WHAT IS REQUIRED:
With pictures removed, print the listing exactly.

RECORDS TO PROCESS:
====
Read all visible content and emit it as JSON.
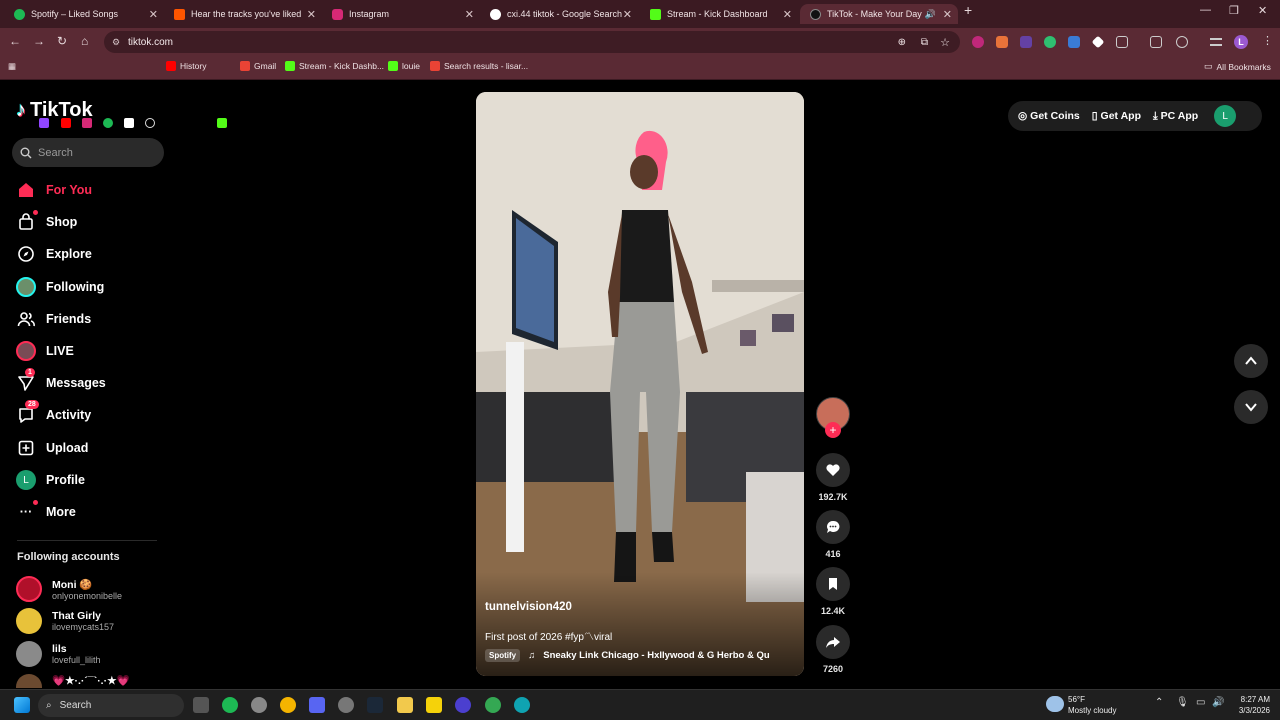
{
  "browser": {
    "tabs": [
      {
        "title": "Spotify – Liked Songs",
        "color": "#1db954"
      },
      {
        "title": "Hear the tracks you've liked: on",
        "color": "#ff5500"
      },
      {
        "title": "Instagram",
        "color": "#d62976"
      },
      {
        "title": "cxi.44 tiktok - Google Search",
        "color": "#ffffff"
      },
      {
        "title": "Stream - Kick Dashboard",
        "color": "#53fc18"
      },
      {
        "title": "TikTok - Make Your Day",
        "color": "#000000"
      }
    ],
    "url": "tiktok.com",
    "bookmarks": [
      "History",
      "Gmail",
      "Stream - Kick Dashb...",
      "louie",
      "Search results - lisar..."
    ],
    "all_bookmarks": "All Bookmarks",
    "profile_initial": "L"
  },
  "tiktok": {
    "logo": "TikTok",
    "search_placeholder": "Search",
    "nav": [
      {
        "label": "For You",
        "icon": "home-icon"
      },
      {
        "label": "Shop",
        "icon": "shop-icon"
      },
      {
        "label": "Explore",
        "icon": "compass-icon"
      },
      {
        "label": "Following",
        "icon": "following-avatar-icon"
      },
      {
        "label": "Friends",
        "icon": "friends-icon"
      },
      {
        "label": "LIVE",
        "icon": "live-avatar-icon"
      },
      {
        "label": "Messages",
        "icon": "messages-icon",
        "badge": "1"
      },
      {
        "label": "Activity",
        "icon": "activity-icon",
        "badge": "28"
      },
      {
        "label": "Upload",
        "icon": "upload-icon"
      },
      {
        "label": "Profile",
        "icon": "profile-icon",
        "initial": "L"
      },
      {
        "label": "More",
        "icon": "more-icon"
      }
    ],
    "following_accounts_title": "Following accounts",
    "following_accounts": [
      {
        "name": "Moni 🍪",
        "user": "onlyonemonibelle"
      },
      {
        "name": "That Girly",
        "user": "ilovemycats157"
      },
      {
        "name": "lils",
        "user": "lovefull_lilith"
      },
      {
        "name": "💗★·.·´¯`·.·★💗",
        "user": ""
      }
    ],
    "header": {
      "get_coins": "Get Coins",
      "get_app": "Get App",
      "pc_app": "PC App",
      "avatar_initial": "L"
    },
    "video": {
      "author": "tunnelvision420",
      "caption": "First post of 2026 #fyp〽viral",
      "music_source": "Spotify",
      "music": "Sneaky Link Chicago - Hxllywood & G Herbo & Qu"
    },
    "actions": {
      "likes": "192.7K",
      "comments": "416",
      "saves": "12.4K",
      "shares": "7260"
    }
  },
  "taskbar": {
    "search": "Search",
    "weather_temp": "56°F",
    "weather_desc": "Mostly cloudy",
    "time": "8:27 AM",
    "date": "3/3/2026"
  }
}
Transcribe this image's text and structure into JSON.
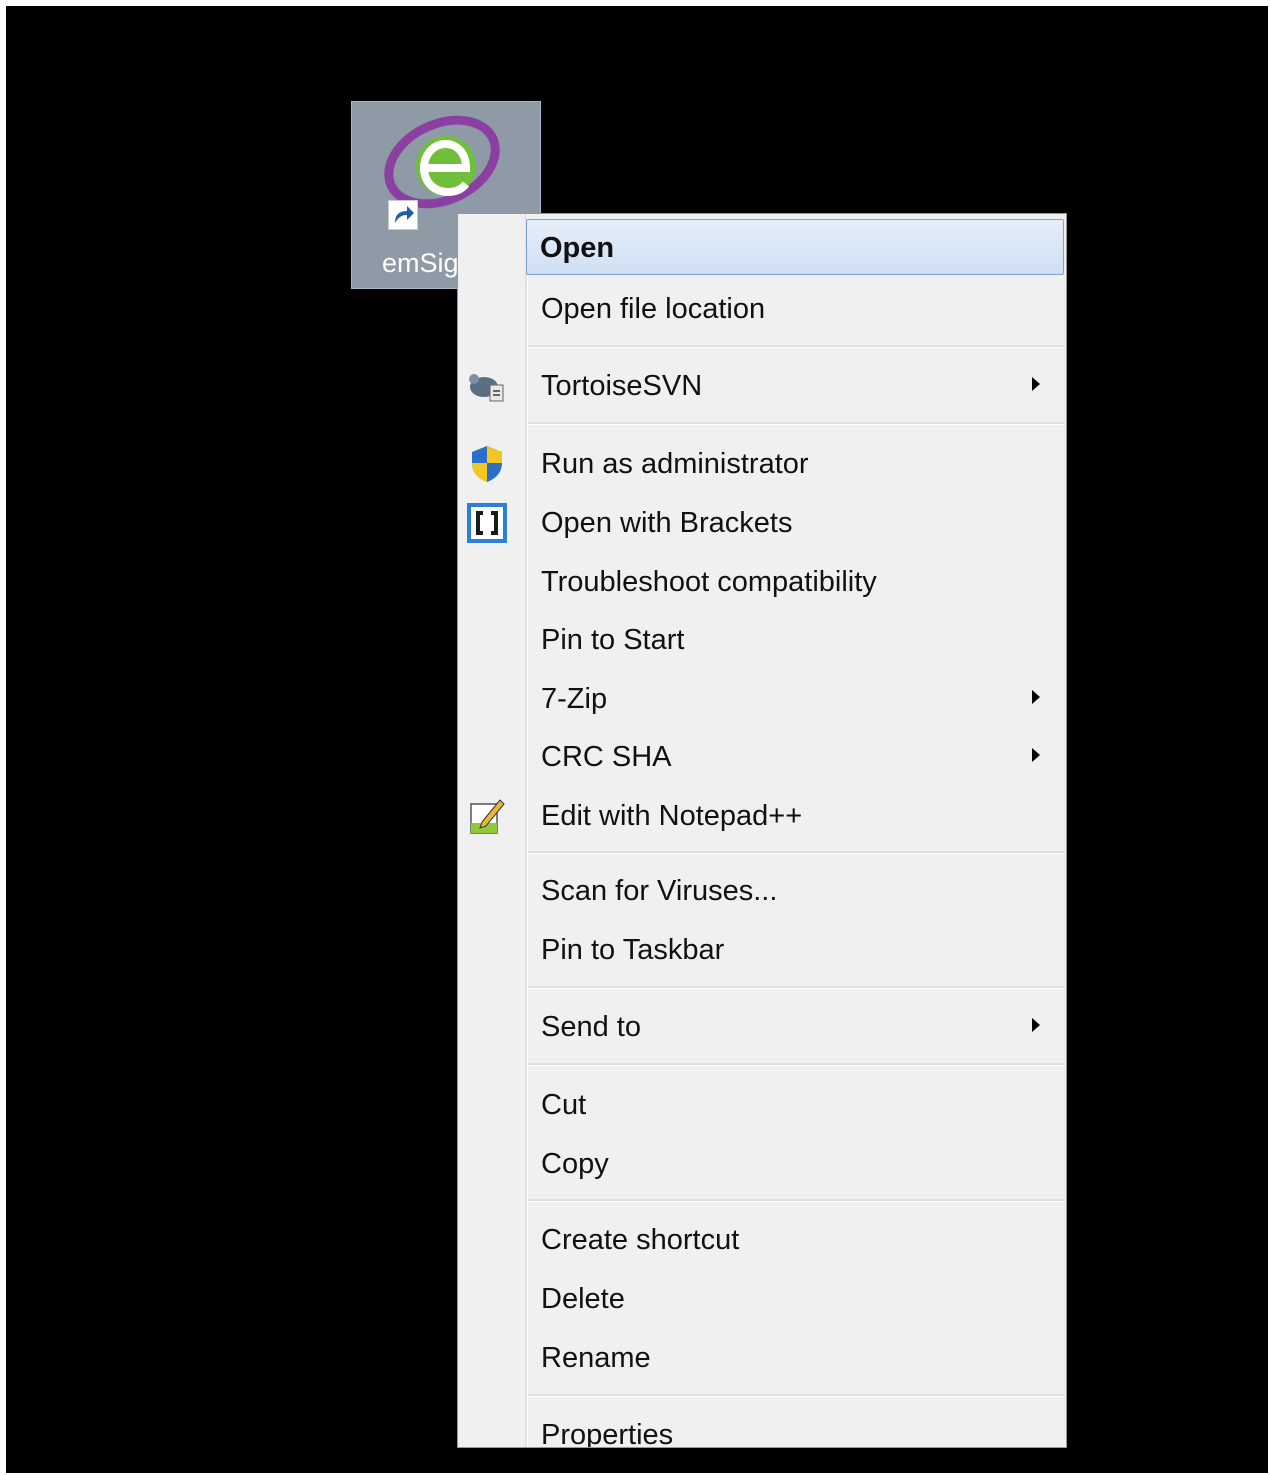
{
  "desktop": {
    "icon_label": "emSig",
    "icon_name": "emsigner-app-icon",
    "background_color": "#000000"
  },
  "context_menu": {
    "highlight_color": "#cfe0f4",
    "items": [
      {
        "label": "Open",
        "bold": true
      },
      {
        "label": "Open file location"
      },
      {
        "label": "TortoiseSVN",
        "icon": "tortoise-icon",
        "submenu": true
      },
      {
        "label": "Run as administrator",
        "icon": "uac-shield-icon"
      },
      {
        "label": "Open with Brackets",
        "icon": "brackets-icon"
      },
      {
        "label": "Troubleshoot compatibility"
      },
      {
        "label": "Pin to Start"
      },
      {
        "label": "7-Zip",
        "submenu": true
      },
      {
        "label": "CRC SHA",
        "submenu": true
      },
      {
        "label": "Edit with Notepad++",
        "icon": "notepad-plus-plus-icon"
      },
      {
        "label": "Scan for Viruses..."
      },
      {
        "label": "Pin to Taskbar"
      },
      {
        "label": "Send to",
        "submenu": true
      },
      {
        "label": "Cut"
      },
      {
        "label": "Copy"
      },
      {
        "label": "Create shortcut"
      },
      {
        "label": "Delete"
      },
      {
        "label": "Rename"
      },
      {
        "label": "Properties"
      }
    ]
  }
}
====
SOLUTION TO THE EXERCISE:
Read all visible content and emit it as JSON.
{
  "browser": {
    "tabs": [
      {
        "title": "Spotify – Liked Songs",
        "color": "#1db954"
      },
      {
        "title": "Hear the tracks you've liked: on",
        "color": "#ff5500"
      },
      {
        "title": "Instagram",
        "color": "#d62976"
      },
      {
        "title": "cxi.44 tiktok - Google Search",
        "color": "#ffffff"
      },
      {
        "title": "Stream - Kick Dashboard",
        "color": "#53fc18"
      },
      {
        "title": "TikTok - Make Your Day",
        "color": "#000000"
      }
    ],
    "url": "tiktok.com",
    "bookmarks": [
      "History",
      "Gmail",
      "Stream - Kick Dashb...",
      "louie",
      "Search results - lisar..."
    ],
    "all_bookmarks": "All Bookmarks",
    "profile_initial": "L"
  },
  "tiktok": {
    "logo": "TikTok",
    "search_placeholder": "Search",
    "nav": [
      {
        "label": "For You",
        "icon": "home-icon"
      },
      {
        "label": "Shop",
        "icon": "shop-icon"
      },
      {
        "label": "Explore",
        "icon": "compass-icon"
      },
      {
        "label": "Following",
        "icon": "following-avatar-icon"
      },
      {
        "label": "Friends",
        "icon": "friends-icon"
      },
      {
        "label": "LIVE",
        "icon": "live-avatar-icon"
      },
      {
        "label": "Messages",
        "icon": "messages-icon",
        "badge": "1"
      },
      {
        "label": "Activity",
        "icon": "activity-icon",
        "badge": "28"
      },
      {
        "label": "Upload",
        "icon": "upload-icon"
      },
      {
        "label": "Profile",
        "icon": "profile-icon",
        "initial": "L"
      },
      {
        "label": "More",
        "icon": "more-icon"
      }
    ],
    "following_accounts_title": "Following accounts",
    "following_accounts": [
      {
        "name": "Moni 🍪",
        "user": "onlyonemonibelle"
      },
      {
        "name": "That Girly",
        "user": "ilovemycats157"
      },
      {
        "name": "lils",
        "user": "lovefull_lilith"
      },
      {
        "name": "💗★·.·´¯`·.·★💗",
        "user": ""
      }
    ],
    "header": {
      "get_coins": "Get Coins",
      "get_app": "Get App",
      "pc_app": "PC App",
      "avatar_initial": "L"
    },
    "video": {
      "author": "tunnelvision420",
      "caption": "First post of 2026 #fyp〽viral",
      "music_source": "Spotify",
      "music": "Sneaky Link Chicago - Hxllywood & G Herbo & Qu"
    },
    "actions": {
      "likes": "192.7K",
      "comments": "416",
      "saves": "12.4K",
      "shares": "7260"
    }
  },
  "taskbar": {
    "search": "Search",
    "weather_temp": "56°F",
    "weather_desc": "Mostly cloudy",
    "time": "8:27 AM",
    "date": "3/3/2026"
  }
}
Transcribe this image's text and structure into JSON.
{
  "desktop": {
    "icon_label": "emSig",
    "icon_name": "emsigner-app-icon",
    "background_color": "#000000"
  },
  "context_menu": {
    "highlight_color": "#cfe0f4",
    "items": [
      {
        "label": "Open",
        "bold": true
      },
      {
        "label": "Open file location"
      },
      {
        "label": "TortoiseSVN",
        "icon": "tortoise-icon",
        "submenu": true
      },
      {
        "label": "Run as administrator",
        "icon": "uac-shield-icon"
      },
      {
        "label": "Open with Brackets",
        "icon": "brackets-icon"
      },
      {
        "label": "Troubleshoot compatibility"
      },
      {
        "label": "Pin to Start"
      },
      {
        "label": "7-Zip",
        "submenu": true
      },
      {
        "label": "CRC SHA",
        "submenu": true
      },
      {
        "label": "Edit with Notepad++",
        "icon": "notepad-plus-plus-icon"
      },
      {
        "label": "Scan for Viruses..."
      },
      {
        "label": "Pin to Taskbar"
      },
      {
        "label": "Send to",
        "submenu": true
      },
      {
        "label": "Cut"
      },
      {
        "label": "Copy"
      },
      {
        "label": "Create shortcut"
      },
      {
        "label": "Delete"
      },
      {
        "label": "Rename"
      },
      {
        "label": "Properties"
      }
    ]
  }
}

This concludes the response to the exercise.